Trecho do documento
<<<<

A revolução das fintechs fez mais do que causar uma ruptura no setor bancário e nas finanças: estimulou a inclusão financeira, aumentou o crescimento econômico geral e abriu caminhos significativos na cadeia de valor. As empresas nativas digitais trouxeram a tecnologia para o primeiro plano, atacando o setor tradicional em várias frentes, como pagamentos online, seguros, empréstimos P2P, gestão de investimentos, entre outros.
Com o tempo, as startups com experiência em tecnologia fizeram a transição de players disruptivos para parceiros estratégicos. O desdobramento disso foi o seguinte: na última década, os bancos se apoiaram em fintechs e investiram em tecnologias emergentes para desenvolver uma série de produtos e serviços, infraestrutura e interfaces com o cliente, expandindo-se além do setor de soluções financeiras tradicionais.
Na outra ponta, grandes gigantes da tecnologia, como Google, Apple, Facebook e Amazon (apelidados de GAFA), assumiram o seu caminho nas finanças, saindo dos bastidores, as Big Techs foram ao ataque, com ofertas centradas em clientes de nicho – marcando definitivamente a diferença entre fintech para techfin. Esses hyperscalers, enraizados na cultura centrada em dados, surgiram para desafiar as instituições financeiras tradicionais.

>>>>

Linhas de dados
<<<<

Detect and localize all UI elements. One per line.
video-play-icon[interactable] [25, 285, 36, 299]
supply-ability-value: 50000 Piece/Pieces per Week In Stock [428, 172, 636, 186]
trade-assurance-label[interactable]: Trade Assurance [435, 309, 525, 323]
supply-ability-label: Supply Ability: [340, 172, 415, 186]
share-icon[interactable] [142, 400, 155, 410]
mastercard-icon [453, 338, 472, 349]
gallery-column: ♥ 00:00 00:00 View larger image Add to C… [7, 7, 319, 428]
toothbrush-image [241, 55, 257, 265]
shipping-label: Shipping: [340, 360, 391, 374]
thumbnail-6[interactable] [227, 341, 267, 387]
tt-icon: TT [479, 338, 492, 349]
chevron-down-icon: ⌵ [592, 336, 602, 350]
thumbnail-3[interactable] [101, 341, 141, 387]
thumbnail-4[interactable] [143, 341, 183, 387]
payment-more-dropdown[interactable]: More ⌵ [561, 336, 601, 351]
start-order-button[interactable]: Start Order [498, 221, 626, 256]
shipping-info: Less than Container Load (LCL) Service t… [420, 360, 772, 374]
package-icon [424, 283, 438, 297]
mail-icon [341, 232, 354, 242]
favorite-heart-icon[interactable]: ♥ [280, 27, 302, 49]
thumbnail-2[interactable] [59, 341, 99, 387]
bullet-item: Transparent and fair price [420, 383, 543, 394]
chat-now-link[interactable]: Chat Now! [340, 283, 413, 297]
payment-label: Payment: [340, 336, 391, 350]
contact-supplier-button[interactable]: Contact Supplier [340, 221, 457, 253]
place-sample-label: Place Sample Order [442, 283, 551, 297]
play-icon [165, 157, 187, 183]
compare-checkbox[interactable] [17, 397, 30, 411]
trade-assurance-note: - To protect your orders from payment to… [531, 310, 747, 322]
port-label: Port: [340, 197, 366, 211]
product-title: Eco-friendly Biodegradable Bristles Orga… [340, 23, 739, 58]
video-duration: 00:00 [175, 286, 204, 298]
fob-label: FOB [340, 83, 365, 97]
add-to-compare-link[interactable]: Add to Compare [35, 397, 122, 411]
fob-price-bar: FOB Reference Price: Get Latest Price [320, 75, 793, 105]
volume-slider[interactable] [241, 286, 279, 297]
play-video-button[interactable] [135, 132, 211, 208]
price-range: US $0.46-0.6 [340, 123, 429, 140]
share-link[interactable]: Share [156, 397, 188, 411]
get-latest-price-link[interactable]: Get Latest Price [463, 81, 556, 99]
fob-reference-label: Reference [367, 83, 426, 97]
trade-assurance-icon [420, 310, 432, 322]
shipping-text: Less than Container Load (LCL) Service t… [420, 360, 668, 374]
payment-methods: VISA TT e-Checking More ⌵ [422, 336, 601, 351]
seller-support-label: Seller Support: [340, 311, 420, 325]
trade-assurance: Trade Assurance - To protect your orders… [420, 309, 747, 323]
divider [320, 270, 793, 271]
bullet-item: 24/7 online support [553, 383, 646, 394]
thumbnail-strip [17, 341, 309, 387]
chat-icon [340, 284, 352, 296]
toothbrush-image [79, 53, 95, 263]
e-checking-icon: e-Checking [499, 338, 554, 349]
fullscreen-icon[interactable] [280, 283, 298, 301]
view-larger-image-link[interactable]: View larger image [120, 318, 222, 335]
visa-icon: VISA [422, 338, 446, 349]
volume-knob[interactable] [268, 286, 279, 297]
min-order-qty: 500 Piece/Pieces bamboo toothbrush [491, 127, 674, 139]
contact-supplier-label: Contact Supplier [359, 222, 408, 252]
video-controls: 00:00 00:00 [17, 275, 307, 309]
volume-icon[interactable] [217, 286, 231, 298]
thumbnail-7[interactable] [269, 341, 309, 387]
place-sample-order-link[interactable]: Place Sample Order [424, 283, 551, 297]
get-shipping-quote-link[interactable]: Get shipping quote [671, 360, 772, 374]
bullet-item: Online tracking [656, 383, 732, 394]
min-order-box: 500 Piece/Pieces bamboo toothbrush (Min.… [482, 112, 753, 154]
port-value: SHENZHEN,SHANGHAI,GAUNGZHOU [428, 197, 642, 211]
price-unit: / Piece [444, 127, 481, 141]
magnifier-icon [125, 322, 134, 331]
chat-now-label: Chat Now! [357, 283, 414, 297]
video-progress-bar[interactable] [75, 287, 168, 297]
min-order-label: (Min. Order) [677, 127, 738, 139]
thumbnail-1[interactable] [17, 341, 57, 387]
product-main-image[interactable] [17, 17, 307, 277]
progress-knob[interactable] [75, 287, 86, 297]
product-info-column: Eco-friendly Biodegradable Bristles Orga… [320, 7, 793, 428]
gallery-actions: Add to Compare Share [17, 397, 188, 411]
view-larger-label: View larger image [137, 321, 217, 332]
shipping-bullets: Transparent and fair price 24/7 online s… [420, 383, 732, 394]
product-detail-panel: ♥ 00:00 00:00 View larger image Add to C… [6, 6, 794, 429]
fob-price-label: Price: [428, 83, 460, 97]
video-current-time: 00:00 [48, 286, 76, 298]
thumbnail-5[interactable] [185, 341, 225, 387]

>>>>

Partes do exercício
A. Segundo o trecho do documento, qual é o apelido dado a Google, Apple, Facebook e Amazon?
B. Escreva a parte do trecho do documento que começa em "Com o tempo, as" e vai até "instituições financeiras tradicionais.", copiando as palavras sem mudar nada.

Respostas
A. GAFA.

B.
Com o tempo, as startups com experiência em tecnologia fizeram a transição de players disruptivos para parceiros estratégicos. O desdobramento disso foi o seguinte: na última década, os bancos se apoiaram em fintechs e investiram em tecnologias emergentes para desenvolver uma série de produtos e serviços, infraestrutura e interfaces com o cliente, expandindo-se além do setor de soluções financeiras tradicionais.
Na outra ponta, grandes gigantes da tecnologia, como Google, Apple, Facebook e Amazon (apelidados de GAFA), assumiram o seu caminho nas finanças, saindo dos bastidores, as Big Techs foram ao ataque, com ofertas centradas em clientes de nicho – marcando definitivamente a diferença entre fintech para techfin. Esses hyperscalers, enraizados na cultura centrada em dados, surgiram para desafiar as instituições financeiras tradicionais.